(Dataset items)
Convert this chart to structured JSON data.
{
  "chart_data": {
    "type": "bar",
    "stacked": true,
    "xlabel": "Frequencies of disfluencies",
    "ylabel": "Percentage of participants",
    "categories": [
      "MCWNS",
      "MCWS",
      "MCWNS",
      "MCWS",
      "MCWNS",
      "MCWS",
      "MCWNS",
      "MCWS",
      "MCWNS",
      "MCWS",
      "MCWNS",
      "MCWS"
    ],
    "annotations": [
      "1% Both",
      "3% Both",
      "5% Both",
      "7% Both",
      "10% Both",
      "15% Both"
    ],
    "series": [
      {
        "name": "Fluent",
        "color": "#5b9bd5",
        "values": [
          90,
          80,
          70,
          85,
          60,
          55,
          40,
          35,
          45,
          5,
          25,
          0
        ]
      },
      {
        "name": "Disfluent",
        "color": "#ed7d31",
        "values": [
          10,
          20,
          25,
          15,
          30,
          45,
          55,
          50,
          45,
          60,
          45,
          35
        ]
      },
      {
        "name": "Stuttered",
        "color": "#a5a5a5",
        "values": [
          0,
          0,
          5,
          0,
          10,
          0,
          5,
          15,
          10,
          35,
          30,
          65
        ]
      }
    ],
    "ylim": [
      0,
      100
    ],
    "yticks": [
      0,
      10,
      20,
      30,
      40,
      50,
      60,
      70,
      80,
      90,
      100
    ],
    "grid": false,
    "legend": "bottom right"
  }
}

Goal:
Retype all of the material above with every character intact.

Correct result:
Convert this chart to structured JSON data.
{
  "chart_data": {
    "type": "bar",
    "stacked": true,
    "xlabel": "Frequencies of disfluencies",
    "ylabel": "Percentage of participants",
    "categories": [
      "MCWNS",
      "MCWS",
      "MCWNS",
      "MCWS",
      "MCWNS",
      "MCWS",
      "MCWNS",
      "MCWS",
      "MCWNS",
      "MCWS",
      "MCWNS",
      "MCWS"
    ],
    "annotations": [
      "1% Both",
      "3% Both",
      "5% Both",
      "7% Both",
      "10% Both",
      "15% Both"
    ],
    "series": [
      {
        "name": "Fluent",
        "color": "#5b9bd5",
        "values": [
          90,
          80,
          70,
          85,
          60,
          55,
          40,
          35,
          45,
          5,
          25,
          0
        ]
      },
      {
        "name": "Disfluent",
        "color": "#ed7d31",
        "values": [
          10,
          20,
          25,
          15,
          30,
          45,
          55,
          50,
          45,
          60,
          45,
          35
        ]
      },
      {
        "name": "Stuttered",
        "color": "#a5a5a5",
        "values": [
          0,
          0,
          5,
          0,
          10,
          0,
          5,
          15,
          10,
          35,
          30,
          65
        ]
      }
    ],
    "ylim": [
      0,
      100
    ],
    "yticks": [
      0,
      10,
      20,
      30,
      40,
      50,
      60,
      70,
      80,
      90,
      100
    ],
    "grid": false,
    "legend": "bottom right"
  }
}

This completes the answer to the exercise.